### ENTRIES

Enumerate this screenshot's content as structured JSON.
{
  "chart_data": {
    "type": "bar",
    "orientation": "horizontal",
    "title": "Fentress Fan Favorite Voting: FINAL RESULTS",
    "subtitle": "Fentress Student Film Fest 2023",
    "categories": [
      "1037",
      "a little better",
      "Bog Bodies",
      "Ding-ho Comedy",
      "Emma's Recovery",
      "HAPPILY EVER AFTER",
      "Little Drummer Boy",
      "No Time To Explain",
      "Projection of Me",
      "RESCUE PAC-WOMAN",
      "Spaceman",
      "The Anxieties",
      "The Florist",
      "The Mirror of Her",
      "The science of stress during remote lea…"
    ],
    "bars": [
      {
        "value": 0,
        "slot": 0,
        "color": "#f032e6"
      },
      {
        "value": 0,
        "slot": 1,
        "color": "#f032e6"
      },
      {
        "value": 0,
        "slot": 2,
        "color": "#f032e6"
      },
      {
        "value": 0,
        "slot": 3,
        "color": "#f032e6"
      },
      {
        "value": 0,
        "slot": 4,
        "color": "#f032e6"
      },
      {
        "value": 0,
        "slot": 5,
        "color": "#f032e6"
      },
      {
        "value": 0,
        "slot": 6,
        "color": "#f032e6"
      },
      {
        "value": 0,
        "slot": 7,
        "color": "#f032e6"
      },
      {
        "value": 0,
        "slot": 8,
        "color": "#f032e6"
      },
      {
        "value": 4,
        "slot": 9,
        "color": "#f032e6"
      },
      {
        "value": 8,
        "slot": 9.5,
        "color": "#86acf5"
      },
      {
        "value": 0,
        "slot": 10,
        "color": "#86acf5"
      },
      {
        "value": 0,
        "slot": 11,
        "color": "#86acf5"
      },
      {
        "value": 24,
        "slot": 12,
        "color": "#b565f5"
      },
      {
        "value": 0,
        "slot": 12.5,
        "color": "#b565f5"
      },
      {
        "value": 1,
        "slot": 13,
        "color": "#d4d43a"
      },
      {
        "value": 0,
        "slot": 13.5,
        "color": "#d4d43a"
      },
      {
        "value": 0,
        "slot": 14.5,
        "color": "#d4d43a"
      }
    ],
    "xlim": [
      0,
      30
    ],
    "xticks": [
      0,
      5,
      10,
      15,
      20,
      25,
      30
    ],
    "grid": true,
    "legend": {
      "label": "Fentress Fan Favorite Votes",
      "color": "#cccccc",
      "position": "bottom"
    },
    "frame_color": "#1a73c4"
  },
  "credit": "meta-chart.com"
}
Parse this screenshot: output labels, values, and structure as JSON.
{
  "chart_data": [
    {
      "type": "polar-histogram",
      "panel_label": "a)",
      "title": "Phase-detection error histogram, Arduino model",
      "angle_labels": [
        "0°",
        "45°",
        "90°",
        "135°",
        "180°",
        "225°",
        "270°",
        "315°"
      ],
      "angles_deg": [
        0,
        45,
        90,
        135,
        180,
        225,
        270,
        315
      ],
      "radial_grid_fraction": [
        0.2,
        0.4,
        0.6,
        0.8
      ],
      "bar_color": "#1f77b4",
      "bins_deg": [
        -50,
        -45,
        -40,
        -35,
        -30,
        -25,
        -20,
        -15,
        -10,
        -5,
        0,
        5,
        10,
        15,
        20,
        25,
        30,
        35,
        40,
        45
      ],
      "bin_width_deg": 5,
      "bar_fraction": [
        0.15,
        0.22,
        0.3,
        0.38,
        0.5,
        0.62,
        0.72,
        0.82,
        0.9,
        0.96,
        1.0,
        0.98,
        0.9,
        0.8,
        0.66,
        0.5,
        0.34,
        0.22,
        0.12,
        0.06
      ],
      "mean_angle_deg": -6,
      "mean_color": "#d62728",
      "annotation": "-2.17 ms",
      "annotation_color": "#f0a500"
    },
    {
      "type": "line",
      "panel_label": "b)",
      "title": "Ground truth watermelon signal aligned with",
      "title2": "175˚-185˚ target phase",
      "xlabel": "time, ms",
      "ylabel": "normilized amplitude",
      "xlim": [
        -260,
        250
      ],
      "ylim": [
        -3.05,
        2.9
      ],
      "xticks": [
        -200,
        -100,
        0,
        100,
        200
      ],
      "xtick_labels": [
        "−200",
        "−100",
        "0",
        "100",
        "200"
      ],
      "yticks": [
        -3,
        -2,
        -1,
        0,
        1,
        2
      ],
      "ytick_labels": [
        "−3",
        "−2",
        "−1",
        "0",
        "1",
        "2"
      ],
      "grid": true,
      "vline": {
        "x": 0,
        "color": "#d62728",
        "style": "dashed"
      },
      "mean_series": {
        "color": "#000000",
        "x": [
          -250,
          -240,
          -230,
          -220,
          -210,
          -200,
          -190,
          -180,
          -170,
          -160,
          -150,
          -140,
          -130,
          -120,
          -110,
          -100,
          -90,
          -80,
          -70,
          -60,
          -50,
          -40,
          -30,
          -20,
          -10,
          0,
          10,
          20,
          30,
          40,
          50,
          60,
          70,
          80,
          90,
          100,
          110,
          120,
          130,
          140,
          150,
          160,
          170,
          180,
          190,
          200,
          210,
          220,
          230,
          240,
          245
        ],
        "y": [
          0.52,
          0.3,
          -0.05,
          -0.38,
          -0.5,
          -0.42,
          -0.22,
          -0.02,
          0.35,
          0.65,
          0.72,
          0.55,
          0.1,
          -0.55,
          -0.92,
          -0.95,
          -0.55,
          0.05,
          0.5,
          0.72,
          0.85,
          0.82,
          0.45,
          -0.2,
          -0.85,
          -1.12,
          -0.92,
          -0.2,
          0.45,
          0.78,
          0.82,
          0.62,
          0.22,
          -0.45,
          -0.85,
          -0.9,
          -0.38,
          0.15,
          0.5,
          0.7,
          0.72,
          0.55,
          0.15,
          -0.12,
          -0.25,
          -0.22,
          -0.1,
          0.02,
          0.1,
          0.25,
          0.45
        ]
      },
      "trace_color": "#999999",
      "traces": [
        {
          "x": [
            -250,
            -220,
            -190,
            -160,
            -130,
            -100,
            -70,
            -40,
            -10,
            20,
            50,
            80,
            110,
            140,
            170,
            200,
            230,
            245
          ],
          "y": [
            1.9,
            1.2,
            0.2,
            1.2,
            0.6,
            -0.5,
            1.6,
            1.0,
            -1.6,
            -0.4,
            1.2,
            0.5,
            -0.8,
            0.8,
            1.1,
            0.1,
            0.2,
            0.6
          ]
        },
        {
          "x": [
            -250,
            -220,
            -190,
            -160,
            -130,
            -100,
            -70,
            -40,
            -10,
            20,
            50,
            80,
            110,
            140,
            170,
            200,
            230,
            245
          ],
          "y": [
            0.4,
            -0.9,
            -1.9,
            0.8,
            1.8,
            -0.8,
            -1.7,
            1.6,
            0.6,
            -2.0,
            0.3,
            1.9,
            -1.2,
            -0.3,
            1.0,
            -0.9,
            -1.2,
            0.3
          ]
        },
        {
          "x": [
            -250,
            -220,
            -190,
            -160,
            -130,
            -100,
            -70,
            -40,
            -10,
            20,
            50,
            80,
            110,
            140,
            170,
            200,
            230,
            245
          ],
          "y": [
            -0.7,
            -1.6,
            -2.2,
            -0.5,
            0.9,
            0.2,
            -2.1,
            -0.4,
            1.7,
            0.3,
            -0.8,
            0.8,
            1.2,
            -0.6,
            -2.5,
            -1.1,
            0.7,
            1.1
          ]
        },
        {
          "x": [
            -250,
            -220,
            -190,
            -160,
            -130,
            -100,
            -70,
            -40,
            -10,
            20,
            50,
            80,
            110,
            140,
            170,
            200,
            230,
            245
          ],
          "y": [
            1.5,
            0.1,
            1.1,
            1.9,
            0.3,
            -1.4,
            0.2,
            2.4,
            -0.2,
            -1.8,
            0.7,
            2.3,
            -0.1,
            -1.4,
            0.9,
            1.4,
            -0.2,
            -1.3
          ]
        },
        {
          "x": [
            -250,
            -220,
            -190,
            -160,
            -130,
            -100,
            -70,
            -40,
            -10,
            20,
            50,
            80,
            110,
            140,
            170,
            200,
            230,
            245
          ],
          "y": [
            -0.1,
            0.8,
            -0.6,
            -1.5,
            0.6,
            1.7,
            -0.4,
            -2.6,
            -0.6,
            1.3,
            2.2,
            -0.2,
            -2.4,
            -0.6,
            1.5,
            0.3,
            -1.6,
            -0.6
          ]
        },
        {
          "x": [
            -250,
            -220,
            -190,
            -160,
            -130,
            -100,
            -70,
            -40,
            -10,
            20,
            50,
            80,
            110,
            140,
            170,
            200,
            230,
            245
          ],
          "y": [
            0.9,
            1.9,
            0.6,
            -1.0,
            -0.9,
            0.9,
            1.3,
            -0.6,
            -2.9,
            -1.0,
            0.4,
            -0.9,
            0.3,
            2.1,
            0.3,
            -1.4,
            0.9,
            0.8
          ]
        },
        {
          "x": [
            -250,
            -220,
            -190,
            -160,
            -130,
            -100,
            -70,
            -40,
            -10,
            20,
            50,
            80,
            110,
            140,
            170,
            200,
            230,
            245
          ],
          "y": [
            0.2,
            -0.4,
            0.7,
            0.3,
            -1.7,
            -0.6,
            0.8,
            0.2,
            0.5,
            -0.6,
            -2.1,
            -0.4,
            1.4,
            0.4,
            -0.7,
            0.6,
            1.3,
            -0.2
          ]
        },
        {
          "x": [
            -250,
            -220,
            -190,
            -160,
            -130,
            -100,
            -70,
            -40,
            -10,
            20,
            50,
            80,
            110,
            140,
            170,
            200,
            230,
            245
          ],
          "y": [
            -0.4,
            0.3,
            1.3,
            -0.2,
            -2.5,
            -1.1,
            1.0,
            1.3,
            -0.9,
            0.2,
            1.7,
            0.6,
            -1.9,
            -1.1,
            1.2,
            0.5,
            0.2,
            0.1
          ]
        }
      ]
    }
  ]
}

######

■ PROBLEM STATEMENT
Scan the material above for the string "this" and return the lines that hold it.

■ EXERCISE RESPONSE
Enumerate this screenshot's content as structured JSON.
Parse this screenshot: output labels, values, and structure as JSON.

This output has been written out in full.